**EXERCISE INSTRUCTIONS:**
Answer with one number: how many lines have "wniosku".

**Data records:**
________

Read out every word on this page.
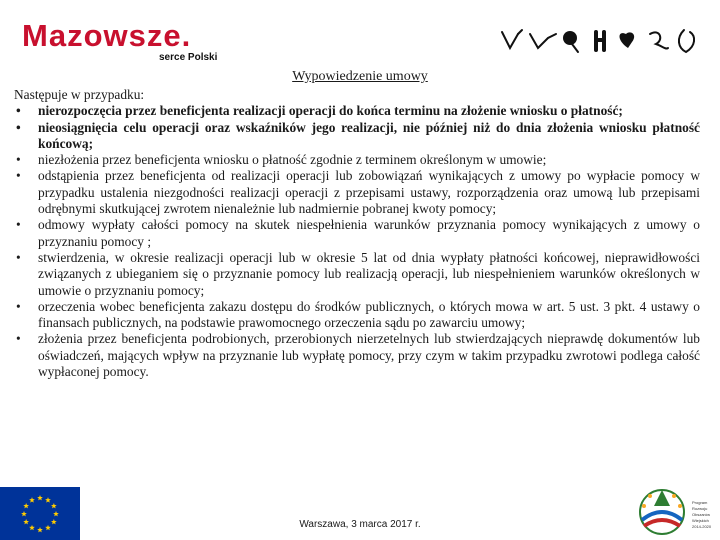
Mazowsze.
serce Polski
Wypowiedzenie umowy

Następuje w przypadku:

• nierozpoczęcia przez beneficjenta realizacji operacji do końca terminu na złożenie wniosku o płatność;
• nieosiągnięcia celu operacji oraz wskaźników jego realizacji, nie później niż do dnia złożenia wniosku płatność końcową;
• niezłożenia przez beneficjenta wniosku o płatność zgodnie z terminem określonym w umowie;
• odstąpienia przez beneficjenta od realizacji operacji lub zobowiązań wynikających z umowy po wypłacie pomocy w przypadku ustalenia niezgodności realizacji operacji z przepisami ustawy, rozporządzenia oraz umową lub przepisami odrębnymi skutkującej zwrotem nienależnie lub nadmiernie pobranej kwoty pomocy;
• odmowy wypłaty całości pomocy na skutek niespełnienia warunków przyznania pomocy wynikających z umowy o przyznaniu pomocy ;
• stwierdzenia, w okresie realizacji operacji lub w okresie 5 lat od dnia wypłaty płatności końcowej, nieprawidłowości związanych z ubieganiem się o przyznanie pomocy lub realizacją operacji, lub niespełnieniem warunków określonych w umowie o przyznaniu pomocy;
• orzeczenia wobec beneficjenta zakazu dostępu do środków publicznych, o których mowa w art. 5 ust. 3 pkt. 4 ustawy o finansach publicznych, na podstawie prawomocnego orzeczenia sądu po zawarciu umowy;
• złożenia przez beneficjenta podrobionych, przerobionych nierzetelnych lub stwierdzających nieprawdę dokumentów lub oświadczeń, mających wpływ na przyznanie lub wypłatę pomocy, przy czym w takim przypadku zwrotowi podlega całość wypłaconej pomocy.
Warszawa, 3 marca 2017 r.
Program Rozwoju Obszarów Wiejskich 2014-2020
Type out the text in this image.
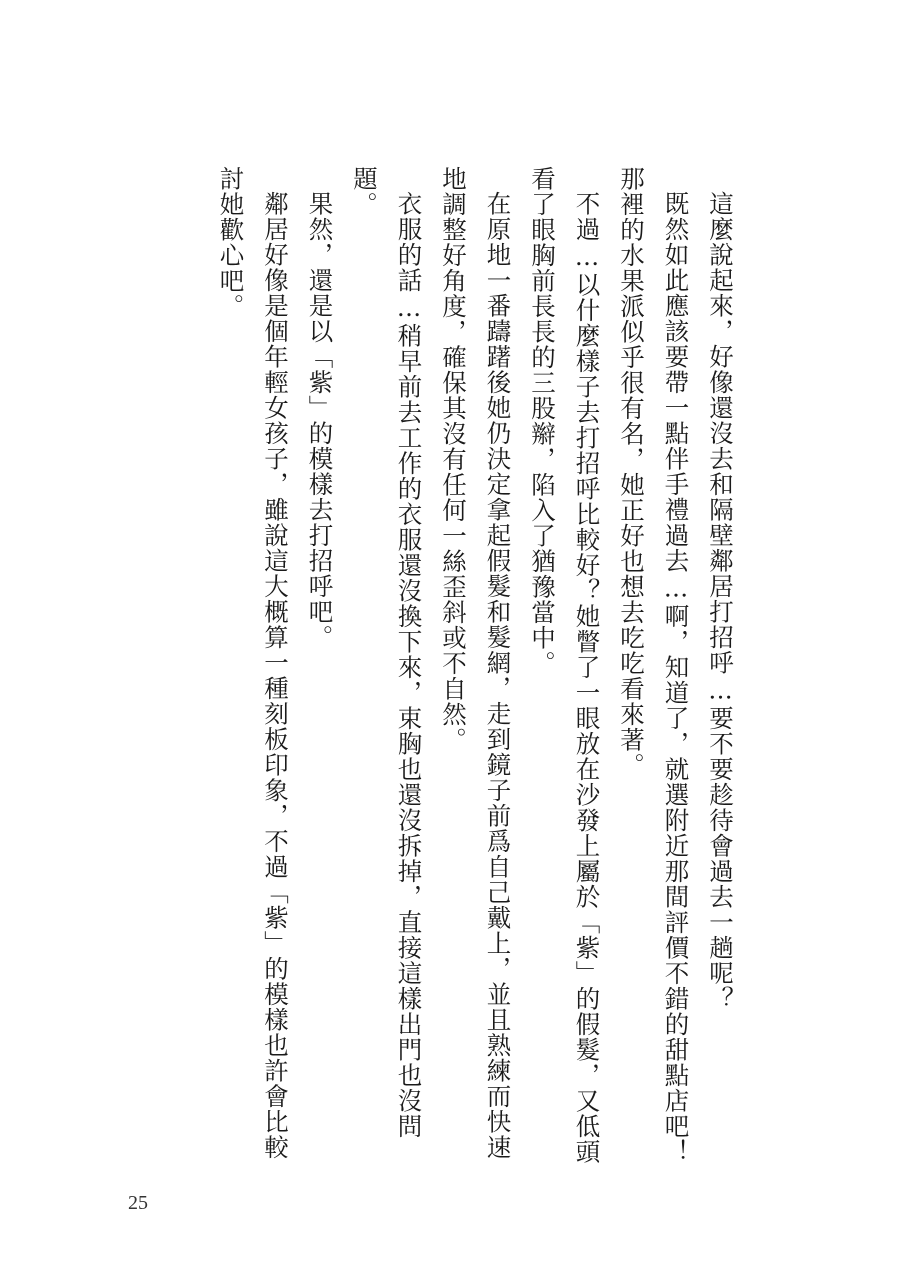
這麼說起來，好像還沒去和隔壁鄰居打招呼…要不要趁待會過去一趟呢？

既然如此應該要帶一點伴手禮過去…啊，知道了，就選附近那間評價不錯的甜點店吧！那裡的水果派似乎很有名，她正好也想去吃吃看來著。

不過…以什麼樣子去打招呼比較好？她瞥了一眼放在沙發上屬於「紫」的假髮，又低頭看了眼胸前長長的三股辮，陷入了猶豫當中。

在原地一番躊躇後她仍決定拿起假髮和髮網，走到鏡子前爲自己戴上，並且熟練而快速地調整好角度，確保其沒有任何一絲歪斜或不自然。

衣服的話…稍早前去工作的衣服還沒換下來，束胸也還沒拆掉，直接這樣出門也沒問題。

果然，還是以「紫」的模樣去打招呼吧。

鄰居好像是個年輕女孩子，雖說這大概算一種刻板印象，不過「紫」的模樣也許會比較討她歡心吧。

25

________

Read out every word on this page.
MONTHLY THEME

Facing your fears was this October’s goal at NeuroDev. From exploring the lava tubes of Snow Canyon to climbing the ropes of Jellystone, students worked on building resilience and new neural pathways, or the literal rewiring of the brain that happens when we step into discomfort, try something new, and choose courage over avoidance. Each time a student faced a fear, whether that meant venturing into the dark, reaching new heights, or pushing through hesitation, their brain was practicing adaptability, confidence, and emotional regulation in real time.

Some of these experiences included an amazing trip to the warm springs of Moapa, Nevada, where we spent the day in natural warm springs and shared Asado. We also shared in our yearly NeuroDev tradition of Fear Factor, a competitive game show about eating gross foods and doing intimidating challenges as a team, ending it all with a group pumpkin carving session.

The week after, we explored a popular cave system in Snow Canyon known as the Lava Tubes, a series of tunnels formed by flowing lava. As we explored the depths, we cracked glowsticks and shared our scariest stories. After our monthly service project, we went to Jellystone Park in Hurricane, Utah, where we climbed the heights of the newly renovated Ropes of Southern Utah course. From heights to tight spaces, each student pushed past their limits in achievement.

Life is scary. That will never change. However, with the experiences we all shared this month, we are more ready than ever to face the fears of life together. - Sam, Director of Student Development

________

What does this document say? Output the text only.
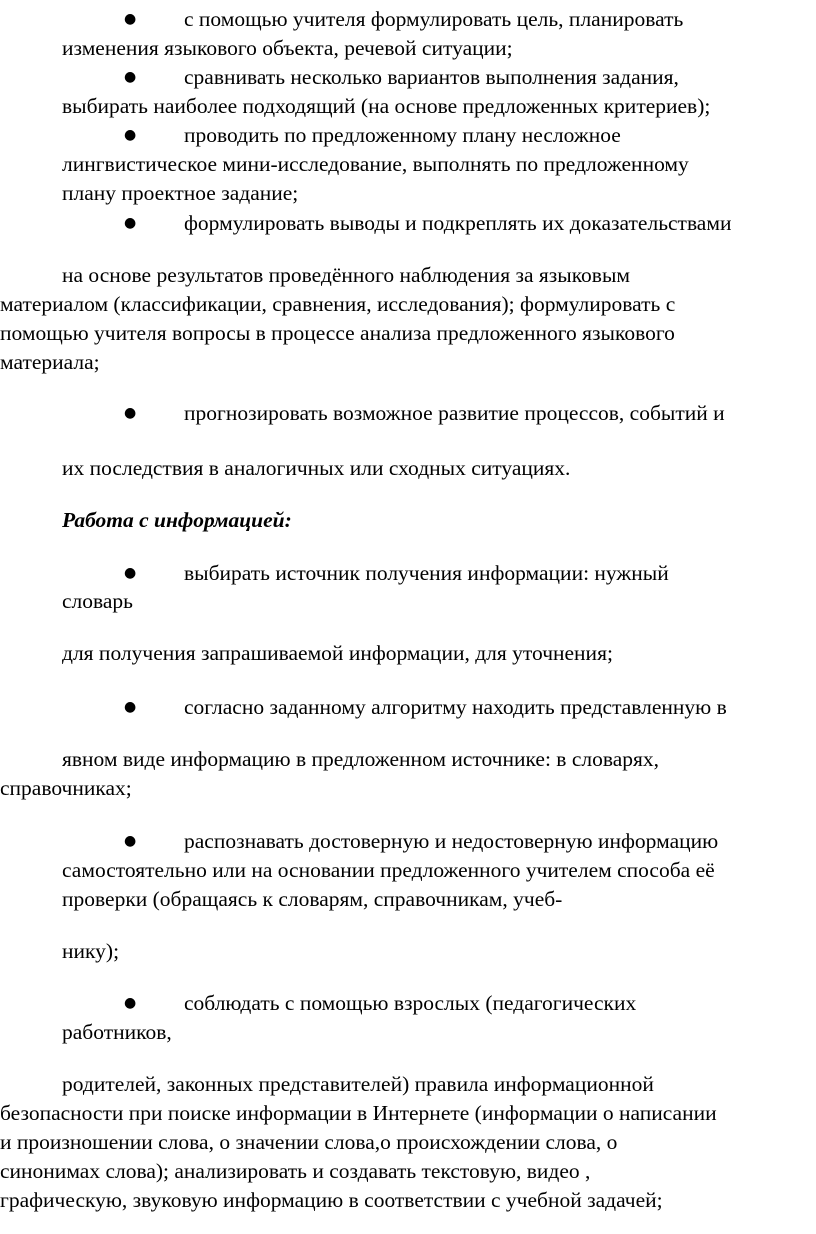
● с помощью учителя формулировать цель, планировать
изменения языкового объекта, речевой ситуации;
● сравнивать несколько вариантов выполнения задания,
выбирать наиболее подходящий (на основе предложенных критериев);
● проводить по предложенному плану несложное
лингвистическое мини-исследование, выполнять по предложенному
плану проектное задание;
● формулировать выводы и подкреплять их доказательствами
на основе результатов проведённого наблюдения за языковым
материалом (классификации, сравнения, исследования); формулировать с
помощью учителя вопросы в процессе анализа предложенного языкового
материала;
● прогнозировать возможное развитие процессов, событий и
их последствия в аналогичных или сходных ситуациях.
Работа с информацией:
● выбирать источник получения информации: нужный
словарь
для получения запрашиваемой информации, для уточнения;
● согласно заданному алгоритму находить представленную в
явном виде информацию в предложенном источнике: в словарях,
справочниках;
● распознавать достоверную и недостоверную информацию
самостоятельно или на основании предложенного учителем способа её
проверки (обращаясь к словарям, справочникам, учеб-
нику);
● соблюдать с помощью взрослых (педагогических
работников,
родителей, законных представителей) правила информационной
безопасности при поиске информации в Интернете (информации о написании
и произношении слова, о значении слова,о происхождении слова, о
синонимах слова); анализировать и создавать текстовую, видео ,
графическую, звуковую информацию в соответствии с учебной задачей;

________

**WRITTEN SOLUTION:**
3